▶ Exercise: No images are to be carried over; print all other material exactly as it stands.

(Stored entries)

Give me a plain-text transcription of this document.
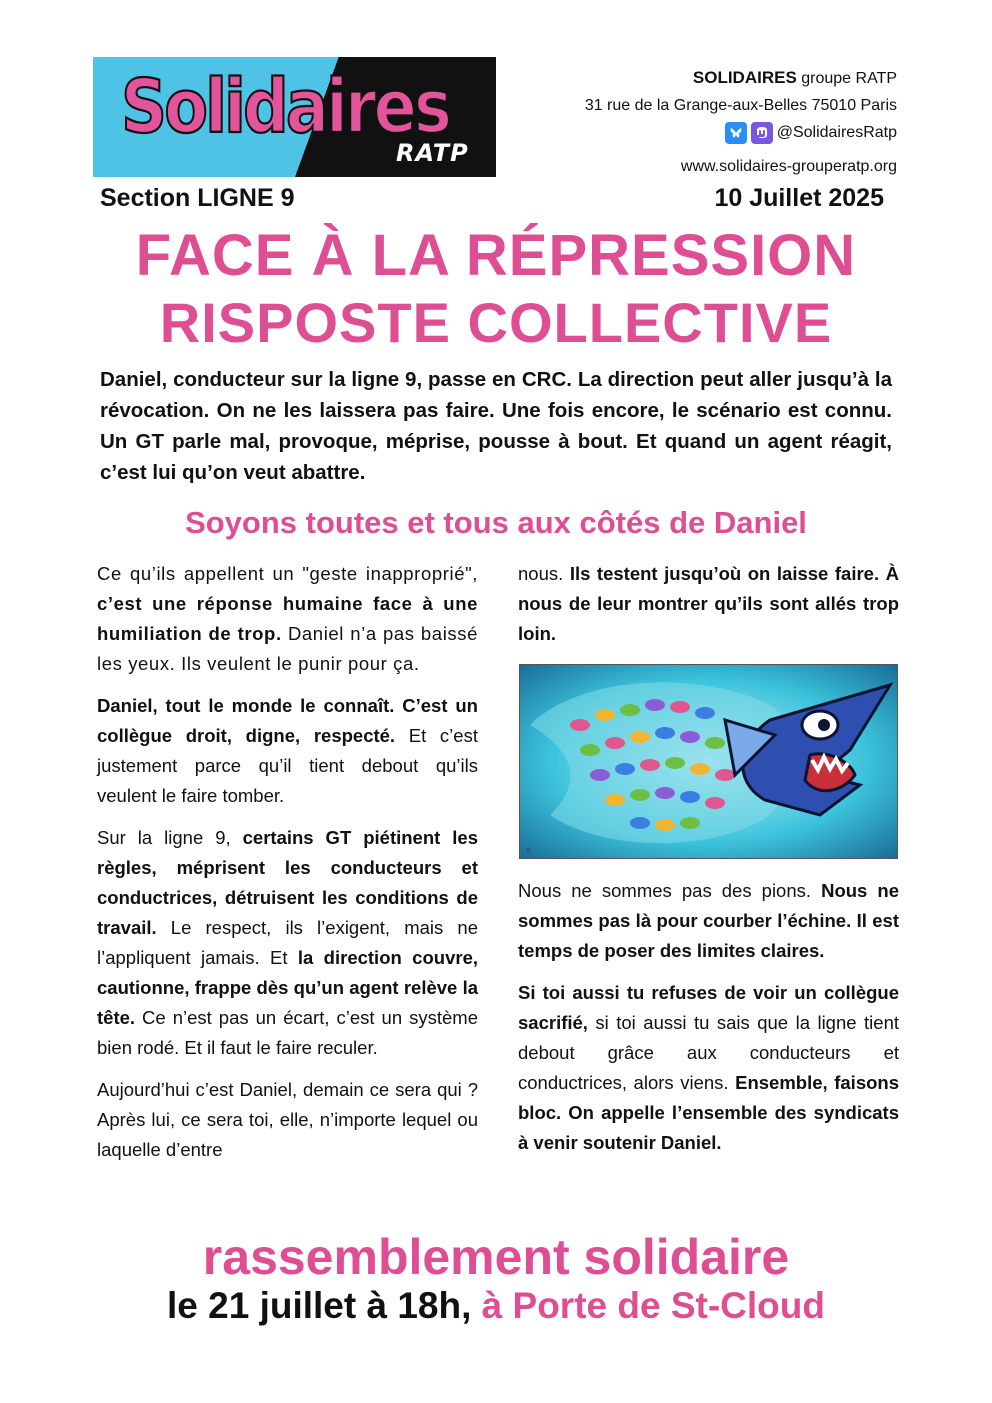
Solidaires
RATP
SOLIDAIRES groupe RATP
31 rue de la Grange-aux-Belles 75010 Paris
@SolidairesRatp
www.solidaires-grouperatp.org
Section LIGNE 9	10 Juillet 2025
FACE À LA RÉPRESSION
RISPOSTE COLLECTIVE
Daniel, conducteur sur la ligne 9, passe en CRC. La direction peut aller jusqu’à la révocation. On ne les laissera pas faire. Une fois encore, le scénario est connu. Un GT parle mal, provoque, méprise, pousse à bout. Et quand un agent réagit, c’est lui qu’on veut abattre.
Soyons toutes et tous aux côtés de Daniel

Ce qu’ils appellent un "geste inapproprié", c’est une réponse humaine face à une humiliation de trop. Daniel n’a pas baissé les yeux. Ils veulent le punir pour ça.

Daniel, tout le monde le connaît. C’est un collègue droit, digne, respecté. Et c’est justement parce qu’il tient debout qu’ils veulent le faire tomber.

Sur la ligne 9, certains GT piétinent les règles, méprisent les conducteurs et conductrices, détruisent les conditions de travail. Le respect, ils l’exigent, mais ne l’appliquent jamais. Et la direction couvre, cautionne, frappe dès qu’un agent relève la tête. Ce n’est pas un écart, c’est un système bien rodé. Et il faut le faire reculer.

Aujourd’hui c’est Daniel, demain ce sera qui ? Après lui, ce sera toi, elle, n’importe lequel ou laquelle d’entre

nous. Ils testent jusqu’où on laisse faire. À nous de leur montrer qu’ils sont allés trop loin.

©

Nous ne sommes pas des pions. Nous ne sommes pas là pour courber l’échine. Il est temps de poser des limites claires.

Si toi aussi tu refuses de voir un collègue sacrifié, si toi aussi tu sais que la ligne tient debout grâce aux conducteurs et conductrices, alors viens. Ensemble, faisons bloc. On appelle l’ensemble des syndicats à venir soutenir Daniel.

rassemblement solidaire
le 21 juillet à 18h, à Porte de St-Cloud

▶ Answer below:
Give me a plain-text transcription of this document.
Solidaires
RATP
SOLIDAIRES groupe RATP
31 rue de la Grange-aux-Belles 75010 Paris
@SolidairesRatp
www.solidaires-grouperatp.org
Section LIGNE 9	10 Juillet 2025
FACE À LA RÉPRESSION
RISPOSTE COLLECTIVE
Daniel, conducteur sur la ligne 9, passe en CRC. La direction peut aller jusqu’à la révocation. On ne les laissera pas faire. Une fois encore, le scénario est connu. Un GT parle mal, provoque, méprise, pousse à bout. Et quand un agent réagit, c’est lui qu’on veut abattre.
Soyons toutes et tous aux côtés de Daniel

Ce qu’ils appellent un "geste inapproprié", c’est une réponse humaine face à une humiliation de trop. Daniel n’a pas baissé les yeux. Ils veulent le punir pour ça.

Daniel, tout le monde le connaît. C’est un collègue droit, digne, respecté. Et c’est justement parce qu’il tient debout qu’ils veulent le faire tomber.

Sur la ligne 9, certains GT piétinent les règles, méprisent les conducteurs et conductrices, détruisent les conditions de travail. Le respect, ils l’exigent, mais ne l’appliquent jamais. Et la direction couvre, cautionne, frappe dès qu’un agent relève la tête. Ce n’est pas un écart, c’est un système bien rodé. Et il faut le faire reculer.

Aujourd’hui c’est Daniel, demain ce sera qui ? Après lui, ce sera toi, elle, n’importe lequel ou laquelle d’entre

nous. Ils testent jusqu’où on laisse faire. À nous de leur montrer qu’ils sont allés trop loin.

©

Nous ne sommes pas des pions. Nous ne sommes pas là pour courber l’échine. Il est temps de poser des limites claires.

Si toi aussi tu refuses de voir un collègue sacrifié, si toi aussi tu sais que la ligne tient debout grâce aux conducteurs et conductrices, alors viens. Ensemble, faisons bloc. On appelle l’ensemble des syndicats à venir soutenir Daniel.

rassemblement solidaire
le 21 juillet à 18h, à Porte de St-Cloud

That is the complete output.